=== ENTRIES SHOWN ===

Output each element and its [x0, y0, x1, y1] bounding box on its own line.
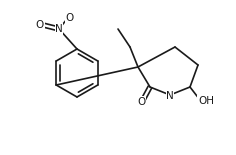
Text: O: O	[66, 13, 74, 23]
Text: OH: OH	[198, 96, 214, 106]
Text: O: O	[36, 20, 44, 30]
Text: N: N	[166, 91, 174, 101]
Text: O: O	[137, 97, 145, 107]
Text: N: N	[55, 24, 63, 34]
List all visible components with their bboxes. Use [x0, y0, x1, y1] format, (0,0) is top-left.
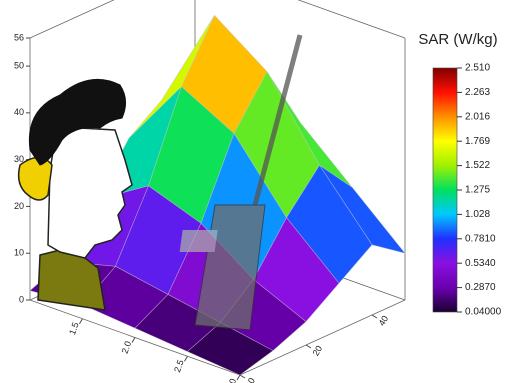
z-tick-label: 10 — [14, 248, 24, 258]
surface — [29, 14, 406, 376]
colorbar-tick-label: 1.522 — [465, 160, 490, 171]
axis-line — [297, 0, 406, 39]
y-tick — [305, 344, 312, 349]
y-tick-label: 0 — [246, 376, 257, 383]
axis-line — [239, 299, 406, 376]
colorbar-tick-label: 1.275 — [465, 185, 490, 196]
z-tick-label: 50 — [14, 60, 24, 70]
z-tick-label: 40 — [14, 107, 24, 117]
surface-patch — [186, 322, 274, 376]
x-tick — [79, 318, 83, 325]
x-tick — [236, 374, 241, 381]
colorbar — [432, 67, 458, 313]
colorbar-tick-label: 0.04000 — [465, 307, 502, 318]
colorbar-tick-label: 2.510 — [465, 63, 490, 74]
y-tick — [239, 374, 246, 379]
y-tick-label: 40 — [377, 314, 391, 328]
z-tick-label: 0 — [19, 294, 24, 304]
colorbar-title: SAR (W/kg) — [418, 31, 497, 48]
y-tick-label: 20 — [311, 344, 325, 358]
colorbar-tick-label: 2.263 — [465, 87, 490, 98]
head-illustration — [17, 78, 133, 311]
x-tick-label: 3.0 — [225, 377, 239, 383]
colorbar-tick-label: 1.028 — [465, 209, 490, 220]
axis-line — [29, 0, 115, 39]
colorbar-tick-label: 2.016 — [465, 111, 490, 122]
colorbar-tick-label: 1.769 — [465, 136, 490, 147]
radio-illustration — [179, 34, 303, 331]
colorbar-tick-label: 0.7810 — [465, 233, 496, 244]
z-tick-label: 20 — [14, 201, 24, 211]
x-tick-label: 2.0 — [120, 340, 134, 355]
colorbar-tick-label: 0.5340 — [465, 258, 496, 269]
colorbar-tick-label: 0.2870 — [465, 282, 496, 293]
y-tick — [371, 314, 378, 319]
z-tick-label: 56 — [14, 32, 24, 42]
z-tick-label: 30 — [14, 154, 24, 164]
x-tick-label: 2.5 — [172, 358, 186, 373]
x-tick — [184, 355, 188, 362]
x-tick-label: 1.5 — [67, 321, 81, 336]
x-tick — [131, 337, 136, 343]
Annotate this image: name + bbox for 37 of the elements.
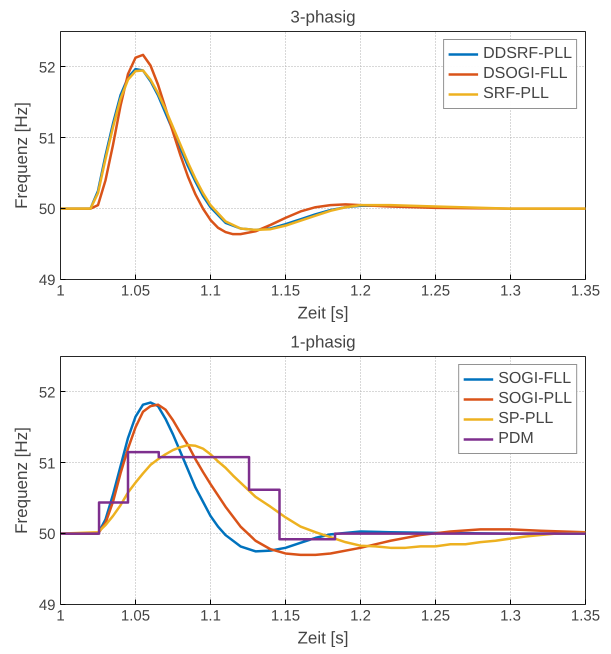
y-axis-title: Frequenz [Hz] [12, 427, 31, 534]
x-tick-label: 1.05 [120, 608, 150, 624]
x-tick-label: 1 [56, 608, 65, 624]
legend-label: DDSRF-PLL [483, 45, 572, 63]
y-tick-label: 49 [38, 272, 56, 289]
x-tick-label: 1.15 [270, 282, 300, 300]
x-tick-label: 1.15 [270, 608, 300, 624]
x-tick-label: 1.2 [350, 282, 371, 300]
x-tick-label: 1.35 [570, 282, 600, 300]
x-tick-label: 1.1 [200, 282, 221, 300]
y-tick-label: 50 [38, 526, 56, 544]
y-tick-label: 52 [38, 59, 56, 76]
y-tick-label: 50 [38, 201, 56, 218]
x-tick-label: 1.1 [200, 608, 221, 624]
x-tick-label: 1.35 [570, 608, 600, 624]
chart-title: 1-phasig [290, 332, 356, 352]
x-tick-label: 1.05 [120, 282, 150, 300]
legend-label: DSOGI-FLL [483, 65, 568, 83]
x-axis-title: Zeit [s] [297, 304, 349, 322]
x-axis-title: Zeit [s] [297, 628, 349, 648]
y-tick-label: 51 [38, 130, 56, 148]
legend-label: PDM [498, 430, 534, 448]
y-tick-label: 52 [38, 384, 56, 402]
legend-label: SOGI-FLL [498, 370, 572, 388]
legend-label: SP-PLL [498, 410, 554, 428]
legend-label: SOGI-PLL [498, 390, 572, 408]
y-axis-title: Frequenz [Hz] [12, 102, 31, 209]
x-tick-label: 1.3 [500, 282, 521, 300]
x-tick-label: 1.25 [420, 282, 450, 300]
y-tick-label: 51 [38, 455, 56, 472]
chart-title: 3-phasig [290, 8, 356, 26]
legend-label: SRF-PLL [483, 85, 549, 103]
x-tick-label: 1.2 [350, 608, 371, 624]
x-tick-label: 1.3 [500, 608, 521, 624]
x-tick-label: 1 [56, 282, 65, 300]
y-tick-label: 49 [38, 597, 56, 614]
x-tick-label: 1.25 [420, 608, 450, 624]
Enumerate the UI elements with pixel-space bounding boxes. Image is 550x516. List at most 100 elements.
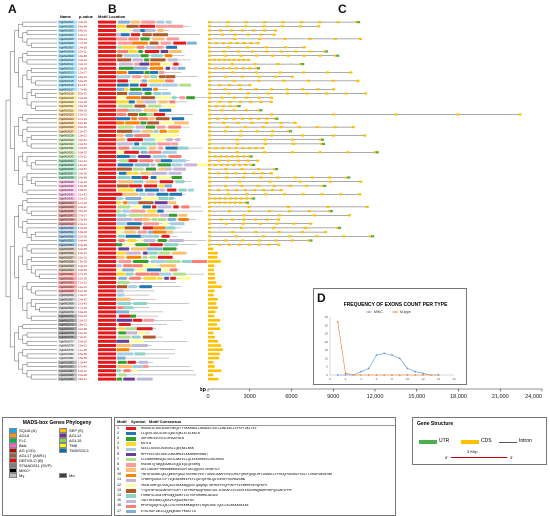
cds-exon [208, 54, 211, 57]
legend-label: TM3/SOC1 [69, 448, 90, 453]
cds-exon [263, 21, 267, 24]
gene-pvalue: 6.3e-56 [78, 247, 87, 251]
gene-pvalue: 9.6e-65 [78, 121, 87, 125]
cds-exon [208, 272, 215, 276]
motif-box [131, 146, 147, 150]
exon-count-chart-box: D FREQUENCY OF EXONS COUNT PER TYPE 0 2 4 6… [313, 288, 467, 385]
gene-row: VgMADS35 1.6e-26 [58, 163, 256, 167]
motif-box [137, 230, 147, 234]
cds-exon [225, 155, 229, 158]
cds-exon [239, 130, 243, 133]
motif-box [117, 83, 129, 87]
motif-box [148, 150, 162, 154]
cds-exon [208, 293, 214, 297]
gene-name-bg [58, 306, 77, 310]
gene-pvalue: 2.3e-57 [78, 167, 87, 171]
motif-box [144, 184, 158, 188]
motif-box [128, 50, 138, 53]
gene-name: VgMADS07 [59, 45, 74, 49]
gene-pvalue: 5.2e-11 [78, 50, 87, 54]
cds-exon [240, 117, 244, 120]
motif-box [159, 75, 166, 79]
cds-exon [283, 46, 287, 49]
gene-pvalue: 7.0e-22 [78, 113, 87, 117]
motif-box [156, 176, 171, 179]
motif-box [117, 205, 130, 209]
chart-x-tick: 6 [376, 377, 378, 381]
motif-box [159, 180, 174, 184]
axis-tick-label: 15,000 [408, 394, 425, 400]
cds-exon [250, 163, 254, 166]
phylogeny-legend-item: TM8 [59, 443, 105, 448]
gene-pvalue: 3.1e-61 [78, 192, 87, 196]
cds-exon [308, 50, 312, 53]
gene-pvalue: 9.4e-55 [78, 268, 87, 272]
motif-box [141, 96, 155, 100]
cds-exon [223, 197, 227, 200]
series-point [383, 374, 386, 376]
motif-box [156, 192, 169, 196]
cds-exon [259, 100, 263, 103]
gene-pvalue: 2.5e-49 [78, 104, 87, 108]
gene-row: VgMADS64 4.6e-14 [58, 285, 222, 289]
gene-row: VgMADS50 5.0e-48 [58, 226, 342, 230]
motif-box [116, 230, 122, 234]
motif-box [98, 377, 116, 381]
motif-box [144, 58, 150, 62]
cds-exon [267, 243, 271, 246]
gene-name: VgMADS78 [59, 344, 74, 348]
gene-row: VgMADS42 3.1e-61 [58, 192, 362, 196]
gene-name-bg [58, 272, 77, 276]
motif-consensus: VKEWTAMFQATKAQIEEREKKNQQSSTQAQHQETNPHGPP… [141, 483, 268, 488]
motif-box [98, 45, 116, 49]
motif-box [98, 373, 116, 377]
cds-exon [263, 29, 267, 32]
gene-name-bg [58, 79, 77, 83]
cds-exon [208, 117, 211, 120]
cds-exon [292, 222, 296, 225]
motif-box [98, 314, 116, 318]
motif-box [98, 264, 116, 268]
cds-exon [222, 121, 226, 124]
gene-name-bg [58, 234, 77, 238]
motif-box [98, 180, 116, 184]
motif-box [135, 272, 150, 276]
gene-row: VgMADS21 2.5e-49 [58, 104, 241, 108]
motif-box [116, 92, 128, 95]
motif-box [116, 264, 122, 268]
motif-box [142, 218, 150, 221]
motif-box [98, 159, 116, 163]
motif-box [98, 24, 116, 28]
phylogeny-motif-structure-figure: VgMADS01 3.4e-15 VgMADS02 8.6e-48 VgMADS03 8.… [5, 20, 522, 381]
cds-exon [208, 134, 211, 137]
motif-box [164, 243, 178, 247]
series-line-mikc [337, 353, 439, 376]
motif-number: 7 [117, 457, 120, 462]
gene-name: VgMADS62 [59, 276, 74, 280]
motif-box [125, 327, 137, 331]
legend-label: SQUA (A) [19, 428, 37, 433]
gene-row: VgMADS74 3.2e-68 [58, 327, 221, 331]
motif-number: 1 [117, 426, 120, 431]
gene-name: VgMADS63 [59, 281, 74, 285]
motif-box [117, 289, 124, 293]
motif-box [165, 226, 176, 230]
cds-exon [219, 218, 223, 221]
motif-box [157, 96, 171, 100]
gene-name: VgMADS28 [59, 134, 74, 138]
gene-name-bg [58, 87, 77, 91]
gene-name: VgMADS38 [59, 176, 74, 180]
legend-label: Mγ [19, 473, 25, 478]
motif-box [135, 243, 149, 247]
series-point [336, 321, 339, 323]
motif-box [116, 285, 128, 289]
legend-label: M-type [400, 310, 411, 314]
gene-row: VgMADS22 9.8e-25 [58, 108, 263, 112]
motif-box [118, 276, 127, 280]
cds-exon [228, 147, 232, 150]
cds-exon [238, 100, 242, 103]
motif-box [129, 83, 139, 87]
gene-row: VgMADS30 2.2e-51 [58, 142, 326, 146]
motif-box [159, 108, 172, 112]
cds-exon [213, 155, 217, 158]
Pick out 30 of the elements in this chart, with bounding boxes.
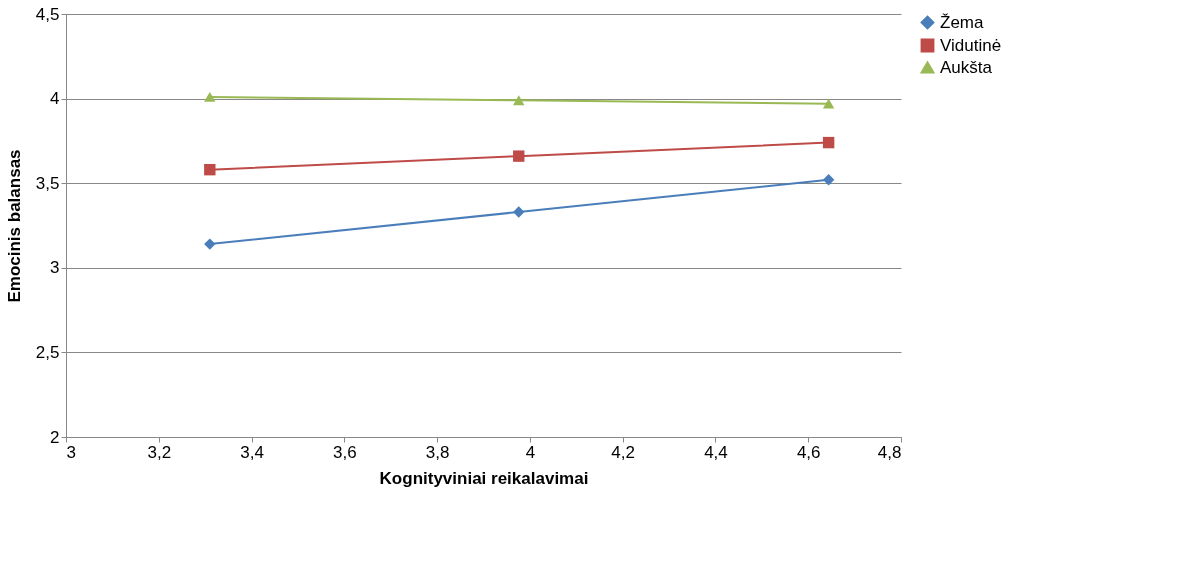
- y-tick-label: 4,5: [35, 4, 60, 24]
- y-tick-label: 4: [50, 89, 60, 109]
- x-tick-label: 3,4: [240, 442, 264, 462]
- point: [204, 163, 216, 176]
- x-axis-title: Kognityviniai reikalavimai: [379, 468, 589, 488]
- legend-label: Vidutinė: [940, 35, 1002, 55]
- point: [204, 238, 216, 250]
- point: [822, 174, 835, 186]
- x-tick-label: 3,6: [333, 442, 357, 462]
- y-tick-label: 2: [50, 427, 60, 447]
- point: [513, 150, 525, 162]
- x-tick-label: 4: [525, 442, 536, 462]
- x-tick-label: 4,8: [877, 442, 902, 462]
- x-tick-label: 3,2: [147, 442, 172, 462]
- y-tick-label: 2,5: [35, 342, 60, 362]
- point: [513, 95, 525, 106]
- x-tick-label: 4,4: [704, 442, 728, 462]
- point: [822, 98, 835, 109]
- x-tick-label: 3,8: [425, 442, 450, 462]
- y-tick-label: 3,5: [35, 173, 60, 193]
- x-tick-label: 4,6: [796, 442, 821, 462]
- point: [204, 91, 216, 102]
- legend-label: Aukšta: [940, 57, 993, 77]
- x-tick-label: 3: [66, 442, 76, 462]
- point: [513, 206, 525, 218]
- legend-label: Žema: [940, 12, 984, 32]
- y-tick-label: 3: [50, 258, 60, 278]
- y-axis-title: Emocinis balansas: [4, 149, 24, 303]
- x-tick-label: 4,2: [611, 442, 635, 462]
- point: [822, 136, 835, 149]
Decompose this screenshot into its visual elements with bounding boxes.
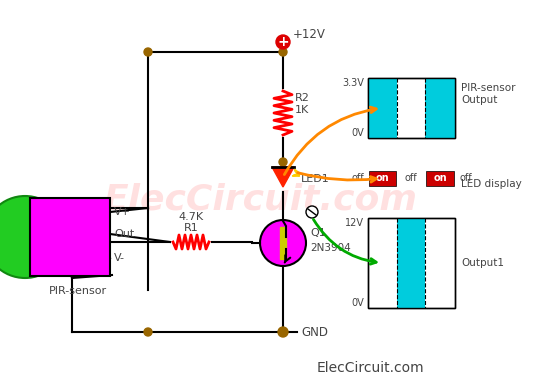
Circle shape bbox=[276, 35, 290, 49]
Text: 4.7K: 4.7K bbox=[178, 212, 204, 222]
Text: PIR-sensor: PIR-sensor bbox=[461, 83, 515, 93]
Circle shape bbox=[279, 48, 287, 56]
Text: +12V: +12V bbox=[293, 27, 326, 41]
Text: R1: R1 bbox=[184, 223, 199, 233]
Circle shape bbox=[144, 48, 152, 56]
Bar bbox=[369, 171, 396, 186]
Text: 0V: 0V bbox=[351, 128, 364, 138]
Bar bbox=[30, 198, 110, 276]
Bar bbox=[368, 78, 455, 138]
Text: Q1: Q1 bbox=[310, 228, 326, 238]
Bar bbox=[280, 227, 286, 259]
Bar bbox=[368, 218, 455, 308]
Bar bbox=[368, 78, 455, 138]
Circle shape bbox=[278, 327, 288, 337]
Text: 3.3V: 3.3V bbox=[342, 78, 364, 88]
Text: R2: R2 bbox=[295, 93, 310, 103]
Text: off: off bbox=[351, 173, 364, 183]
Text: V-: V- bbox=[114, 253, 125, 263]
Circle shape bbox=[144, 328, 152, 336]
Text: PIR-sensor: PIR-sensor bbox=[49, 286, 107, 296]
Text: V+: V+ bbox=[114, 207, 131, 217]
Circle shape bbox=[306, 206, 318, 218]
Text: Output1: Output1 bbox=[461, 258, 504, 268]
Text: GND: GND bbox=[301, 325, 328, 339]
Text: on: on bbox=[433, 173, 447, 183]
Circle shape bbox=[260, 220, 306, 266]
Text: 12V: 12V bbox=[345, 218, 364, 228]
Circle shape bbox=[0, 196, 66, 278]
Text: Out: Out bbox=[114, 229, 134, 239]
Text: off: off bbox=[459, 173, 472, 183]
Text: +: + bbox=[277, 35, 289, 49]
Text: off: off bbox=[405, 173, 417, 183]
Bar bbox=[426, 171, 454, 186]
Text: ElecCircuit.com: ElecCircuit.com bbox=[316, 361, 424, 375]
Text: LED1: LED1 bbox=[301, 174, 330, 184]
Text: Output: Output bbox=[461, 95, 497, 105]
Text: 2N3904: 2N3904 bbox=[310, 243, 351, 253]
Bar bbox=[368, 78, 397, 138]
Text: 1K: 1K bbox=[295, 105, 309, 115]
Text: on: on bbox=[375, 173, 389, 183]
Text: ElecCircuit.com: ElecCircuit.com bbox=[103, 183, 417, 217]
Polygon shape bbox=[272, 167, 294, 187]
Bar bbox=[368, 218, 455, 308]
Circle shape bbox=[279, 328, 287, 336]
Text: 0V: 0V bbox=[351, 298, 364, 308]
Circle shape bbox=[279, 158, 287, 166]
Bar bbox=[397, 218, 425, 308]
Bar bbox=[425, 78, 455, 138]
Text: LED display: LED display bbox=[461, 179, 522, 189]
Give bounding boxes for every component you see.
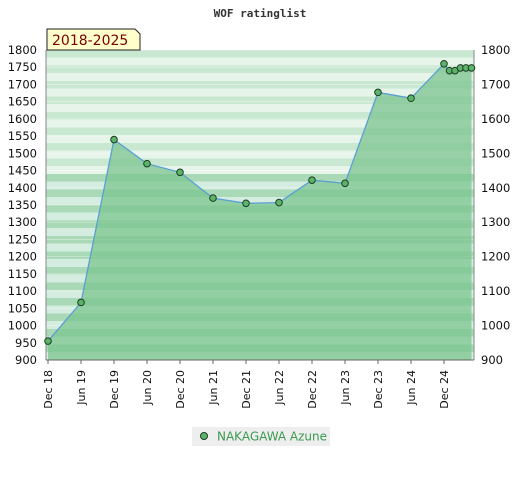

===

Format the lines starting at the one containing "y-axis-title: Frequenz [Hz] [12, 427, 31, 534]" and ending at the one containing "x-tick-label: 1.05 [120, 282, 150, 300]" as a JSON list of strings, with one string per line and blank lines left out.

- _OUTPUT_
[
  "y-axis-title: Frequenz [Hz] [12, 427, 31, 534]",
  "x-tick-label: 1.05 [120, 608, 150, 624]",
  "x-tick-label: 1 [56, 608, 65, 624]",
  "legend-label: DDSRF-PLL [483, 45, 572, 63]",
  "y-tick-label: 49 [38, 272, 56, 289]",
  "x-tick-label: 1.15 [270, 282, 300, 300]",
  "x-tick-label: 1.15 [270, 608, 300, 624]",
  "x-tick-label: 1.2 [350, 282, 371, 300]",
  "x-tick-label: 1.35 [570, 282, 600, 300]",
  "x-tick-label: 1.1 [200, 282, 221, 300]",
  "y-tick-label: 50 [38, 526, 56, 544]",
  "y-tick-label: 52 [38, 59, 56, 76]",
  "y-tick-label: 50 [38, 201, 56, 218]",
  "x-tick-label: 1.1 [200, 608, 221, 624]",
  "x-tick-label: 1.35 [570, 608, 600, 624]",
  "chart-title: 1-phasig [290, 332, 356, 352]",
  "x-tick-label: 1.05 [120, 282, 150, 300]"
]